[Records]
>> START
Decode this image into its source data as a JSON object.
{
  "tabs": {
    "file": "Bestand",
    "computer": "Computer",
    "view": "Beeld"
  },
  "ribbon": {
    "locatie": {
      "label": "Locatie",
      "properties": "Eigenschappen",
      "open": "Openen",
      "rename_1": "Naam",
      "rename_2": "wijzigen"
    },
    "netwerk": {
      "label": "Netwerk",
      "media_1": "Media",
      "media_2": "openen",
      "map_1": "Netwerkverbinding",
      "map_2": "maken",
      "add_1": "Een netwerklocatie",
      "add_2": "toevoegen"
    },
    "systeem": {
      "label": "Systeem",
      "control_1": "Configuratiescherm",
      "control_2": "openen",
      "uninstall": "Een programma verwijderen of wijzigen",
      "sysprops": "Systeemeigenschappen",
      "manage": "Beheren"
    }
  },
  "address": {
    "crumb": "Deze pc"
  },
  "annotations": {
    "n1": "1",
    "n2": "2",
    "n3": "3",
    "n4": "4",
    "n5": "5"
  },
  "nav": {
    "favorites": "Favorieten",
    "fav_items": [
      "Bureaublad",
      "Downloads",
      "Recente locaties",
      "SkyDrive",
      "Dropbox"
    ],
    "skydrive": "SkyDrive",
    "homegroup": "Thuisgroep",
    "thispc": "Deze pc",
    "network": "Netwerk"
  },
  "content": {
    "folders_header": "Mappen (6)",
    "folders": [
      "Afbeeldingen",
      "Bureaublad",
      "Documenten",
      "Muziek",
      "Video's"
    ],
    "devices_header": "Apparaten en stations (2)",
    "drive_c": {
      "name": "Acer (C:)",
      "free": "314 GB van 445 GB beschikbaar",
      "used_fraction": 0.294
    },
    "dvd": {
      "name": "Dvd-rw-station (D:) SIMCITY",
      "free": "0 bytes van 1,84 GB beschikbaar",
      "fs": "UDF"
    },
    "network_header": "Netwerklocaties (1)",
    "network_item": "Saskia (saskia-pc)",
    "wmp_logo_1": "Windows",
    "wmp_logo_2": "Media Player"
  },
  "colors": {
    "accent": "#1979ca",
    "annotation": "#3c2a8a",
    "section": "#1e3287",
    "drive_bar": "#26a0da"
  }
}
>> END
**WORK TO DO**
Give back the data above exactly as it appears.

**TASK OUTPUT**
Decode this image into its source data as a JSON object.
{
  "tabs": {
    "file": "Bestand",
    "computer": "Computer",
    "view": "Beeld"
  },
  "ribbon": {
    "locatie": {
      "label": "Locatie",
      "properties": "Eigenschappen",
      "open": "Openen",
      "rename_1": "Naam",
      "rename_2": "wijzigen"
    },
    "netwerk": {
      "label": "Netwerk",
      "media_1": "Media",
      "media_2": "openen",
      "map_1": "Netwerkverbinding",
      "map_2": "maken",
      "add_1": "Een netwerklocatie",
      "add_2": "toevoegen"
    },
    "systeem": {
      "label": "Systeem",
      "control_1": "Configuratiescherm",
      "control_2": "openen",
      "uninstall": "Een programma verwijderen of wijzigen",
      "sysprops": "Systeemeigenschappen",
      "manage": "Beheren"
    }
  },
  "address": {
    "crumb": "Deze pc"
  },
  "annotations": {
    "n1": "1",
    "n2": "2",
    "n3": "3",
    "n4": "4",
    "n5": "5"
  },
  "nav": {
    "favorites": "Favorieten",
    "fav_items": [
      "Bureaublad",
      "Downloads",
      "Recente locaties",
      "SkyDrive",
      "Dropbox"
    ],
    "skydrive": "SkyDrive",
    "homegroup": "Thuisgroep",
    "thispc": "Deze pc",
    "network": "Netwerk"
  },
  "content": {
    "folders_header": "Mappen (6)",
    "folders": [
      "Afbeeldingen",
      "Bureaublad",
      "Documenten",
      "Muziek",
      "Video's"
    ],
    "devices_header": "Apparaten en stations (2)",
    "drive_c": {
      "name": "Acer (C:)",
      "free": "314 GB van 445 GB beschikbaar",
      "used_fraction": 0.294
    },
    "dvd": {
      "name": "Dvd-rw-station (D:) SIMCITY",
      "free": "0 bytes van 1,84 GB beschikbaar",
      "fs": "UDF"
    },
    "network_header": "Netwerklocaties (1)",
    "network_item": "Saskia (saskia-pc)",
    "wmp_logo_1": "Windows",
    "wmp_logo_2": "Media Player"
  },
  "colors": {
    "accent": "#1979ca",
    "annotation": "#3c2a8a",
    "section": "#1e3287",
    "drive_bar": "#26a0da"
  }
}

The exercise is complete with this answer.